__Task prompt__: Identify every line in the records below that contains the word "taky", and copy each of those lines.

__Record set__:
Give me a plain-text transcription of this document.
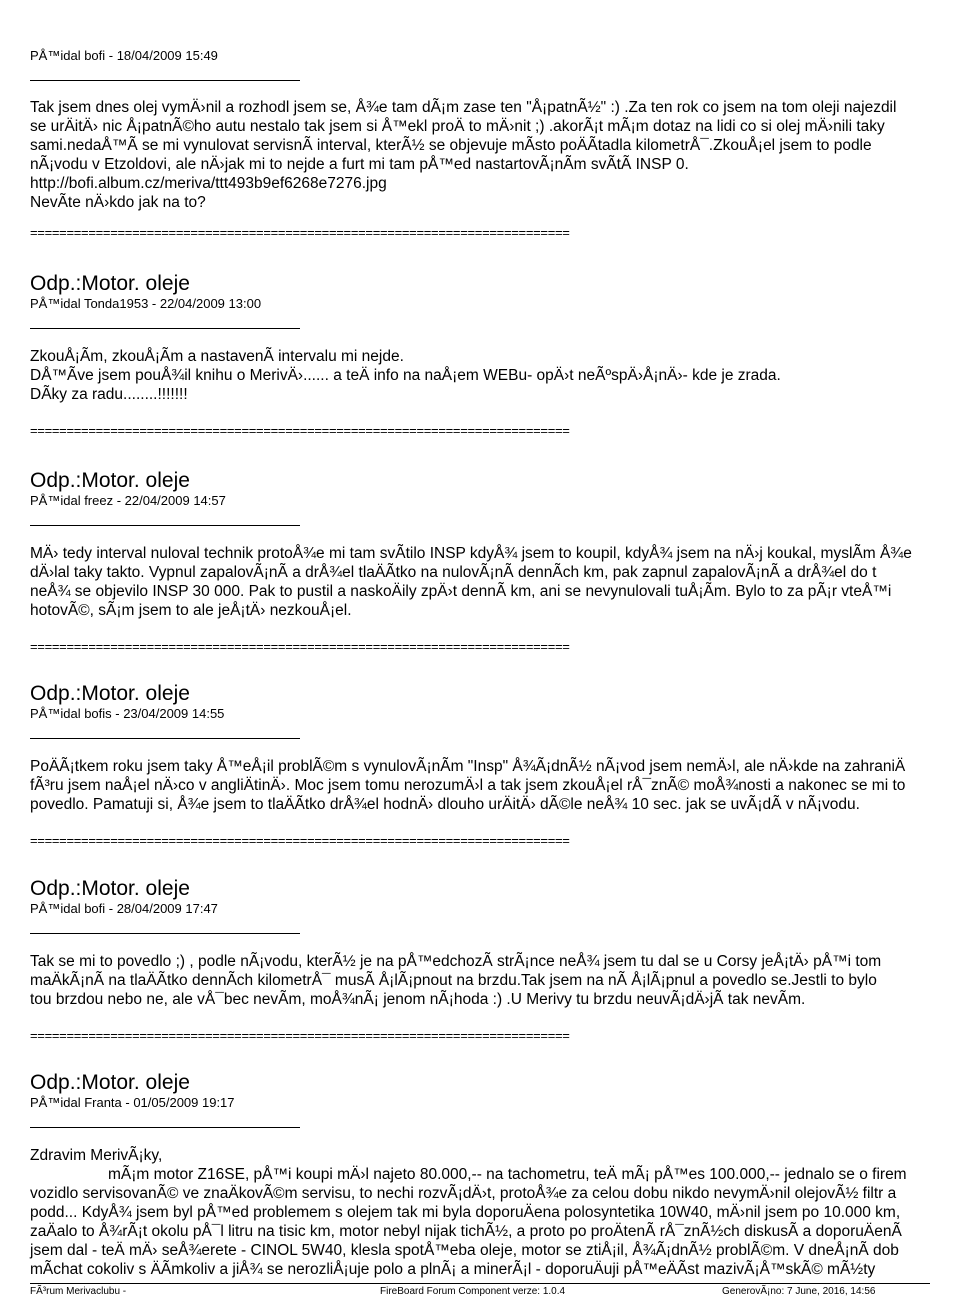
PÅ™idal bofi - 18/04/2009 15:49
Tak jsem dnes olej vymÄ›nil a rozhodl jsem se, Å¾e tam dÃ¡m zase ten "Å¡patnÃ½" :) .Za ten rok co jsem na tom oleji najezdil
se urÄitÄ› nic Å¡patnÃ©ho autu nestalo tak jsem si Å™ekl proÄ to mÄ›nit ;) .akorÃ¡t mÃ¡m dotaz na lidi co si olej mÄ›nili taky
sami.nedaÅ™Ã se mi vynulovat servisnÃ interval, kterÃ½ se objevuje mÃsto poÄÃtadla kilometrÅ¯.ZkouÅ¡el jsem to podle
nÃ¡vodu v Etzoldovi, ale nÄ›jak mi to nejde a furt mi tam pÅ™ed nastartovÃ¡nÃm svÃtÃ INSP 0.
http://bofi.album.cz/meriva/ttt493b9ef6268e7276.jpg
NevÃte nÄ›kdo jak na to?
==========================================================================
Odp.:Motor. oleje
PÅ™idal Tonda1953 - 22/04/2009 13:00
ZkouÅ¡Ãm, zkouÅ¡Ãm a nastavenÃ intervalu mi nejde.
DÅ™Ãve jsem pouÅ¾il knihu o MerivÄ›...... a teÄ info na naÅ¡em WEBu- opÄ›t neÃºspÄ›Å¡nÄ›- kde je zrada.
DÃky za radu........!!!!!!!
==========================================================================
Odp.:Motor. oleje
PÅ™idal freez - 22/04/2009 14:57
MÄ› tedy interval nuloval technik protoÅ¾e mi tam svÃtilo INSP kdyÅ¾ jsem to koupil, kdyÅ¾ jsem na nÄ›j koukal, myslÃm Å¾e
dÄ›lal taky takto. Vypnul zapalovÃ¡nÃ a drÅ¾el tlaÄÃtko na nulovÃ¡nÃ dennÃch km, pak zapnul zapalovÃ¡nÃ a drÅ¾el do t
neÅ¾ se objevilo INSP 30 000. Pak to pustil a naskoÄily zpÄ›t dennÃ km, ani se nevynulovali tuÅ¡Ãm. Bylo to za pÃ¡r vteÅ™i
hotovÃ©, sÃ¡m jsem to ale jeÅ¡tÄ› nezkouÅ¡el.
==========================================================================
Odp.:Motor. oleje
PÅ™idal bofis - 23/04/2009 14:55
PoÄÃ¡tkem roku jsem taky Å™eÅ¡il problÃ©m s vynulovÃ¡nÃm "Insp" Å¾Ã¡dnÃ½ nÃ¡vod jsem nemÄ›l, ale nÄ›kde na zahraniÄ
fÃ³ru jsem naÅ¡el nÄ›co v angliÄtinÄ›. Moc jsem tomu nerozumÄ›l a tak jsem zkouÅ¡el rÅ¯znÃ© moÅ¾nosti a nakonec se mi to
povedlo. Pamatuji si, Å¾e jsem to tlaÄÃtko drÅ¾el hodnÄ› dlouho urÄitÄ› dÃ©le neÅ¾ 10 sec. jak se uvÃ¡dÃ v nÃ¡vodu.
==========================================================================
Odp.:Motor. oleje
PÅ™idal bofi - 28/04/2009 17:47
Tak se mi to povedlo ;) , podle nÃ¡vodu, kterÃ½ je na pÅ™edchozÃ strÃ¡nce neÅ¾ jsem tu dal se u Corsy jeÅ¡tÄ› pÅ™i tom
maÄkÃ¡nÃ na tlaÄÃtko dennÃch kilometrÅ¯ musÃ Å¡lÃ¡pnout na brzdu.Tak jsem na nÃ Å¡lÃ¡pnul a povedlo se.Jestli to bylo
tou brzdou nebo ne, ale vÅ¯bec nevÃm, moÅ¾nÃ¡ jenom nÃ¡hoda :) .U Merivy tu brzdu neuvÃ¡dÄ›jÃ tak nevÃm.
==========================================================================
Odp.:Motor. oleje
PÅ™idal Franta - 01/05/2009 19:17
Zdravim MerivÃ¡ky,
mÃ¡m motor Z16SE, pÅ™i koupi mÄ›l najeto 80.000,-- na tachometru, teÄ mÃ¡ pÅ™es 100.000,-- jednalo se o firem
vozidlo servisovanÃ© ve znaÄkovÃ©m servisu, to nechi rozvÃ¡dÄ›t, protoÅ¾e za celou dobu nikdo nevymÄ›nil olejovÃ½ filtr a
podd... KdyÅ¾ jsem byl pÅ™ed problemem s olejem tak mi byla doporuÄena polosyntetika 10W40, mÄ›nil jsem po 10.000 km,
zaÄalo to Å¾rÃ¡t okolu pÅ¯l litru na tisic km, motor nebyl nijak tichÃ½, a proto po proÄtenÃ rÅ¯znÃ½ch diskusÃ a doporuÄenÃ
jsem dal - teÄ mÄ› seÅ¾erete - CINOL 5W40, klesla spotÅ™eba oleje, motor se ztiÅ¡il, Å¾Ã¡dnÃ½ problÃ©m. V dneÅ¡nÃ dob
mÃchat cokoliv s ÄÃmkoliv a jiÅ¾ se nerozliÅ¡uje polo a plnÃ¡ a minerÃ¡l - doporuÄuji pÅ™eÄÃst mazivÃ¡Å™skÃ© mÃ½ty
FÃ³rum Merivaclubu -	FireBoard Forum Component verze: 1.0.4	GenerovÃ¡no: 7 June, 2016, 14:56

==

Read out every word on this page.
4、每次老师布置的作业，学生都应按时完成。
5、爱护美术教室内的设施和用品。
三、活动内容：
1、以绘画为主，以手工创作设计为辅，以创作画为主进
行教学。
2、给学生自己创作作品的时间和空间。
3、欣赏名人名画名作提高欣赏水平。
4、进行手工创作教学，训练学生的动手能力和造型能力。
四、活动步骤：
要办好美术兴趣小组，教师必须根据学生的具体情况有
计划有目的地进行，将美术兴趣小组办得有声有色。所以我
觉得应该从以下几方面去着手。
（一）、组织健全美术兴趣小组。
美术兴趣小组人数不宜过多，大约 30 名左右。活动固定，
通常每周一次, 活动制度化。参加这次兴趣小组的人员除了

__Result for this exercise__:
se urÄitÄ› nic Å¡patnÃ©ho autu nestalo tak jsem si Å™ekl proÄ to mÄ›nit ;) .akorÃ¡t mÃ¡m dotaz na lidi co si olej mÄ›nili taky
dÄ›lal taky takto. Vypnul zapalovÃ¡nÃ a drÅ¾el tlaÄÃtko na nulovÃ¡nÃ dennÃch km, pak zapnul zapalovÃ¡nÃ a drÅ¾el do t
PoÄÃ¡tkem roku jsem taky Å™eÅ¡il problÃ©m s vynulovÃ¡nÃm "Insp" Å¾Ã¡dnÃ½ nÃ¡vod jsem nemÄ›l, ale nÄ›kde na zahraniÄ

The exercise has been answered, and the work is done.